## Dataset entries for page text
--------------------------------------------------
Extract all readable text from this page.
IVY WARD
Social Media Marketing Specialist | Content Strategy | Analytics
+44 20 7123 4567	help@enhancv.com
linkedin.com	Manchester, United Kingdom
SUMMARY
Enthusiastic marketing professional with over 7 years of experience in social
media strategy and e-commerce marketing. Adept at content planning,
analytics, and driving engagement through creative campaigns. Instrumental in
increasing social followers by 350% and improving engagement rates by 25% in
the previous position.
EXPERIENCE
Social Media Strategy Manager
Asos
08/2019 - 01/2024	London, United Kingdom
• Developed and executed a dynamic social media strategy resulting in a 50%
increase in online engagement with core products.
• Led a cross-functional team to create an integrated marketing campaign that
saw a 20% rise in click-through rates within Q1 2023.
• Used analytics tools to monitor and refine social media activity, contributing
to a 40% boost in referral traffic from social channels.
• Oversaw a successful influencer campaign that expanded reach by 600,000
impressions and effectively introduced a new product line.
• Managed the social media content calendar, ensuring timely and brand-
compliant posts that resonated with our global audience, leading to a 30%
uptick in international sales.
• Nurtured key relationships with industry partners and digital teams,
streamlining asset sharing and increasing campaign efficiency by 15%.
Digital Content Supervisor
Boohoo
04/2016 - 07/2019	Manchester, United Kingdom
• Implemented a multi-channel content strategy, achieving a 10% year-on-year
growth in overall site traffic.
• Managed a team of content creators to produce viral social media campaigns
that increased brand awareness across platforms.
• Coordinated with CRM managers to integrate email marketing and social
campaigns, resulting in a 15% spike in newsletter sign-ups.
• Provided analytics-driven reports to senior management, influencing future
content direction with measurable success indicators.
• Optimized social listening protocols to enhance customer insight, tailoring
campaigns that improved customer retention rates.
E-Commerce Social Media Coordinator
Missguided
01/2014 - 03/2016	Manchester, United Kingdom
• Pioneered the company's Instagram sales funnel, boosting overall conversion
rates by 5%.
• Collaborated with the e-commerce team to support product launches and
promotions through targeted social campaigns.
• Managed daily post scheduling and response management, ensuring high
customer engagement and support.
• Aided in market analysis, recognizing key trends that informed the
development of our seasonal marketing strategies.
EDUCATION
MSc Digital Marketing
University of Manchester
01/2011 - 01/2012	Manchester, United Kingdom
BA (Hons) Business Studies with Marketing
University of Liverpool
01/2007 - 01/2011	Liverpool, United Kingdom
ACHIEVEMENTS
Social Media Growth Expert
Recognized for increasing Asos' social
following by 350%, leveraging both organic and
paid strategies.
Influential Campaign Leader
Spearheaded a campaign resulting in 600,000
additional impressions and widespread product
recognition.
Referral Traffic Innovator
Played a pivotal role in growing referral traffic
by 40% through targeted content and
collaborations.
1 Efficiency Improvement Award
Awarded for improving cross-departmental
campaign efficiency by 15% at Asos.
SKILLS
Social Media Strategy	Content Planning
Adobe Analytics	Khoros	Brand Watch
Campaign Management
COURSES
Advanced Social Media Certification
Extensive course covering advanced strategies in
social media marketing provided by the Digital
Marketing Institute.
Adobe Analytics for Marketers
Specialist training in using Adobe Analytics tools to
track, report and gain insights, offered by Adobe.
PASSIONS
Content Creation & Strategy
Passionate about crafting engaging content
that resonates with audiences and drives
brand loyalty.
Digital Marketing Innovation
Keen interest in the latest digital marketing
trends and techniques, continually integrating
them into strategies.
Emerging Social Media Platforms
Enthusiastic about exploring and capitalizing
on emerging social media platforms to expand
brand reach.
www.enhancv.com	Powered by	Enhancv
--------------------------------------------------
## Task goal
Wherever a line of the data holds "resulting", copy that line.

## Response area
• Developed and executed a dynamic social media strategy resulting in a 50%
campaigns, resulting in a 15% spike in newsletter sign-ups.
Spearheaded a campaign resulting in 600,000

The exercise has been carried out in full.